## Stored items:
[START]

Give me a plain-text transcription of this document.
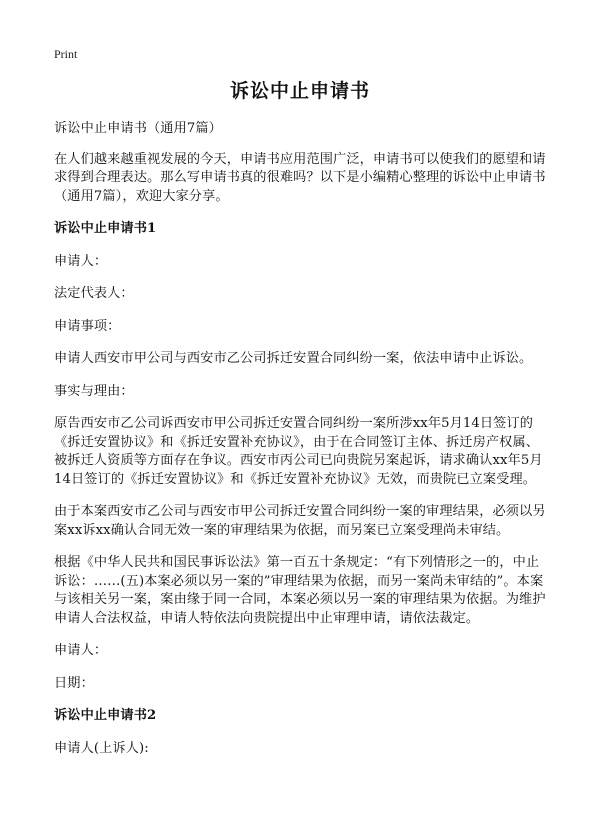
Print
诉讼中止申请书

诉讼中止申请书（通用7篇）

在人们越来越重视发展的今天，申请书应用范围广泛，申请书可以使我们的愿望和请求得到合理表达。那么写申请书真的很难吗？以下是小编精心整理的诉讼中止申请书（通用7篇），欢迎大家分享。

诉讼中止申请书1

申请人：

法定代表人：

申请事项：

申请人西安市甲公司与西安市乙公司拆迁安置合同纠纷一案，依法申请中止诉讼。

事实与理由：

原告西安市乙公司诉西安市甲公司拆迁安置合同纠纷一案所涉xx年5月14日签订的《拆迁安置协议》和《拆迁安置补充协议》，由于在合同签订主体、拆迁房产权属、被拆迁人资质等方面存在争议。西安市丙公司已向贵院另案起诉，请求确认xx年5月14日签订的《拆迁安置协议》和《拆迁安置补充协议》无效，而贵院已立案受理。

由于本案西安市乙公司与西安市甲公司拆迁安置合同纠纷一案的审理结果，必须以另案xx诉xx确认合同无效一案的审理结果为依据，而另案已立案受理尚未审结。

根据《中华人民共和国民事诉讼法》第一百五十条规定：“有下列情形之一的，中止诉讼：……(五)本案必须以另一案的”审理结果为依据，而另一案尚未审结的”。本案与该相关另一案，案由缘于同一合同，本案必须以另一案的审理结果为依据。为维护申请人合法权益，申请人特依法向贵院提出中止审理申请，请依法裁定。

申请人：

日期：

诉讼中止申请书2

申请人(上诉人):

[END]

## Problem details:
Transcribe the full listing character for character. Pictures are excluded.

## Correct result:
Give me a plain-text transcription of this document.
Print
诉讼中止申请书

诉讼中止申请书（通用7篇）

在人们越来越重视发展的今天，申请书应用范围广泛，申请书可以使我们的愿望和请求得到合理表达。那么写申请书真的很难吗？以下是小编精心整理的诉讼中止申请书（通用7篇），欢迎大家分享。

诉讼中止申请书1

申请人：

法定代表人：

申请事项：

申请人西安市甲公司与西安市乙公司拆迁安置合同纠纷一案，依法申请中止诉讼。

事实与理由：

原告西安市乙公司诉西安市甲公司拆迁安置合同纠纷一案所涉xx年5月14日签订的《拆迁安置协议》和《拆迁安置补充协议》，由于在合同签订主体、拆迁房产权属、被拆迁人资质等方面存在争议。西安市丙公司已向贵院另案起诉，请求确认xx年5月14日签订的《拆迁安置协议》和《拆迁安置补充协议》无效，而贵院已立案受理。

由于本案西安市乙公司与西安市甲公司拆迁安置合同纠纷一案的审理结果，必须以另案xx诉xx确认合同无效一案的审理结果为依据，而另案已立案受理尚未审结。

根据《中华人民共和国民事诉讼法》第一百五十条规定：“有下列情形之一的，中止诉讼：……(五)本案必须以另一案的”审理结果为依据，而另一案尚未审结的”。本案与该相关另一案，案由缘于同一合同，本案必须以另一案的审理结果为依据。为维护申请人合法权益，申请人特依法向贵院提出中止审理申请，请依法裁定。

申请人：

日期：

诉讼中止申请书2

申请人(上诉人):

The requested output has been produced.